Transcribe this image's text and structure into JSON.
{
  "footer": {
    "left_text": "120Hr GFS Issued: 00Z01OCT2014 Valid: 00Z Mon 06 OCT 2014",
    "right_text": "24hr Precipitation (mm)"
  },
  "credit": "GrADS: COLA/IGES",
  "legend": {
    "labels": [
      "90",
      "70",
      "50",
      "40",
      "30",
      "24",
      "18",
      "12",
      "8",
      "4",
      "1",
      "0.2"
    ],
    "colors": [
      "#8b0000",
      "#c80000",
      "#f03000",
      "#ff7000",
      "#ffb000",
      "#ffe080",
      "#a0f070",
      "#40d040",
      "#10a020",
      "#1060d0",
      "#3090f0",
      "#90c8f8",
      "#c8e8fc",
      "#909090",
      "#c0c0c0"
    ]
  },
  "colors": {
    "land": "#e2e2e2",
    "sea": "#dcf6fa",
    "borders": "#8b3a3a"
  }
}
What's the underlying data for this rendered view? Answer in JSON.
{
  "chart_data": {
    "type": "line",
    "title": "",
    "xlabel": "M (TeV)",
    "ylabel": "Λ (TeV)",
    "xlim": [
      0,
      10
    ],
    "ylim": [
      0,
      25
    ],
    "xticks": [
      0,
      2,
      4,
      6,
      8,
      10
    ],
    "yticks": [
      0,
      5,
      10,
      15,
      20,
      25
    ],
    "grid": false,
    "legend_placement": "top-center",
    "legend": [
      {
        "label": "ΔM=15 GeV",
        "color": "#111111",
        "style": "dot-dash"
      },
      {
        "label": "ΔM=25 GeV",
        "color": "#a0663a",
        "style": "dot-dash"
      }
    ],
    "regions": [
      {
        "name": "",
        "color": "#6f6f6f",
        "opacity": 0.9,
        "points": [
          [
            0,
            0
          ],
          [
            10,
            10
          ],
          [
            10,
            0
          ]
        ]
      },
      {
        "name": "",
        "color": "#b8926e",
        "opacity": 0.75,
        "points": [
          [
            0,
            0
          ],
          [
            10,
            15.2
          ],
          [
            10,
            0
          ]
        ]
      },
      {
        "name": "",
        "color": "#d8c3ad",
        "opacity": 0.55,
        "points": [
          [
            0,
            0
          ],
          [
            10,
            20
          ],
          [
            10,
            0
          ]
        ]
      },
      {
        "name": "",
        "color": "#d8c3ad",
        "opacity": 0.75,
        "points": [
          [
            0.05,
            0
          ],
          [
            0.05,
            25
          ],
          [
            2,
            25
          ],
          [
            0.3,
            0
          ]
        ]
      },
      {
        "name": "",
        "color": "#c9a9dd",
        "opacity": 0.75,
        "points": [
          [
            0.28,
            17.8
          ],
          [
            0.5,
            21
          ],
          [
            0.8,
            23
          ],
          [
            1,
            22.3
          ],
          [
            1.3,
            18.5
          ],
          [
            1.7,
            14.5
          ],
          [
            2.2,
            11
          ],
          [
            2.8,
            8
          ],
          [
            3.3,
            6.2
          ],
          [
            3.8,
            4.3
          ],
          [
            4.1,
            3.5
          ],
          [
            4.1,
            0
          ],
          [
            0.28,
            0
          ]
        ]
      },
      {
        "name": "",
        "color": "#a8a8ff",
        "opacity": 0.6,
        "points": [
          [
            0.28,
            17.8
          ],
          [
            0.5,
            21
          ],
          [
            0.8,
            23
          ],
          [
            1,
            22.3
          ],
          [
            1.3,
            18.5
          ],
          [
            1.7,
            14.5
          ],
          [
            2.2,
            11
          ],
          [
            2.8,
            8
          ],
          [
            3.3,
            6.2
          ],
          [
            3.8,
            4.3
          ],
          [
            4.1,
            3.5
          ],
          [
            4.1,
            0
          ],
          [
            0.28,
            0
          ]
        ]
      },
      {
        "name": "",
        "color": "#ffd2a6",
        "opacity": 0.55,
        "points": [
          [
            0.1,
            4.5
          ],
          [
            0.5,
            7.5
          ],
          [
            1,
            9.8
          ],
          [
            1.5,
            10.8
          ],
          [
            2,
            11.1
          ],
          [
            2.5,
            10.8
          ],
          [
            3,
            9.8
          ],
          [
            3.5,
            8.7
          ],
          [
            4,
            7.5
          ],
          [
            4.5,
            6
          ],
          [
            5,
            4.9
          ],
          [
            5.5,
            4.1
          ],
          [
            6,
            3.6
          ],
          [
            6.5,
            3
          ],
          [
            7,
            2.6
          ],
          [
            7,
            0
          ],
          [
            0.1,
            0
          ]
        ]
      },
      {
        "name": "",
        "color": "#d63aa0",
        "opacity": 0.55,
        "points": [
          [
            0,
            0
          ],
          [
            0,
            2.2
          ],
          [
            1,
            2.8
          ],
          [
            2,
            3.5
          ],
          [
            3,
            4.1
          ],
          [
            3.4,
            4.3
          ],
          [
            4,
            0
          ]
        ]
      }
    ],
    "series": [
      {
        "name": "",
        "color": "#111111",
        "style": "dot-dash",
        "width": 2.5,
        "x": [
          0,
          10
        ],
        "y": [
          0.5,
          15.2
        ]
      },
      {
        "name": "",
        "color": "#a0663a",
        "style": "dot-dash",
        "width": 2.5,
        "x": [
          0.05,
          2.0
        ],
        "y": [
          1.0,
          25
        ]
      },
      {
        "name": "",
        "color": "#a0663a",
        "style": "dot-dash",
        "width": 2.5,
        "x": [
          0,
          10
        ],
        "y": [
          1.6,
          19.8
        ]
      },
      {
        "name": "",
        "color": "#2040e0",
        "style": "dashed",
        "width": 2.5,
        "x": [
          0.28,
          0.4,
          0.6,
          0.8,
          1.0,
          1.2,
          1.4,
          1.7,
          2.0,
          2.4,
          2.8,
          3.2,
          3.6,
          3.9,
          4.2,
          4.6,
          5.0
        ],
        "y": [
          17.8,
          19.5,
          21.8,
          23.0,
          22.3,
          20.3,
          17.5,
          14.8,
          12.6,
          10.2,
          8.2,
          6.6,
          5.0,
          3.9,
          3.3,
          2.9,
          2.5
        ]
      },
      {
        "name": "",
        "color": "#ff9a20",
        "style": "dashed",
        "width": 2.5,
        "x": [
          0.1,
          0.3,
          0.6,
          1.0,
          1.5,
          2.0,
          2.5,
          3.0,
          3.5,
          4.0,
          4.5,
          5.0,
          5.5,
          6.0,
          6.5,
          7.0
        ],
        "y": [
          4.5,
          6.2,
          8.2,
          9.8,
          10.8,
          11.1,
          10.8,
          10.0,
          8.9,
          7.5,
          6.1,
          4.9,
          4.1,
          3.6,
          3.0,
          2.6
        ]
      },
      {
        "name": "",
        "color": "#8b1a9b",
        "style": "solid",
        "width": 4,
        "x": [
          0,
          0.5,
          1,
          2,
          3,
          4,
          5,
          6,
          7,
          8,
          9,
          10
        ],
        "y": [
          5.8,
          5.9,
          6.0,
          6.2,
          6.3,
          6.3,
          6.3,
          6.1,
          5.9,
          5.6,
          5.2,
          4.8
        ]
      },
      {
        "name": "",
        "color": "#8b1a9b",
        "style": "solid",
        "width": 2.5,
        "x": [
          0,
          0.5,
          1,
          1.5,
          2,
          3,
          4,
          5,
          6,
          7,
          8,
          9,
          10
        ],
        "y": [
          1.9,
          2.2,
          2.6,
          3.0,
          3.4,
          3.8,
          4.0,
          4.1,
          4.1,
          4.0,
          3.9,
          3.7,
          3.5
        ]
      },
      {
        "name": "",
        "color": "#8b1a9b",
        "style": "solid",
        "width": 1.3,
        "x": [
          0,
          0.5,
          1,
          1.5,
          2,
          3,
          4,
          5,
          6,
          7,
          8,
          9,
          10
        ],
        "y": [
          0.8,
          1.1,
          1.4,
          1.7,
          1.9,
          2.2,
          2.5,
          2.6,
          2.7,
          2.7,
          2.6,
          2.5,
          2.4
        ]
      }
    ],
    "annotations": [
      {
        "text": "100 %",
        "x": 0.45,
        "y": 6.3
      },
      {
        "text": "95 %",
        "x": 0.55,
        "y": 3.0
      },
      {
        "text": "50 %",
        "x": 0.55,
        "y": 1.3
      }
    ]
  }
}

▸ INSTRUCTIONS FOR THE TASK: Scan the listing above for the word "this" and show each line where it is found.

▸ TASK SOLUTION:
Transcribe this image's text and structure into JSON.
What's the underlying data for this rendered view? Answer in JSON.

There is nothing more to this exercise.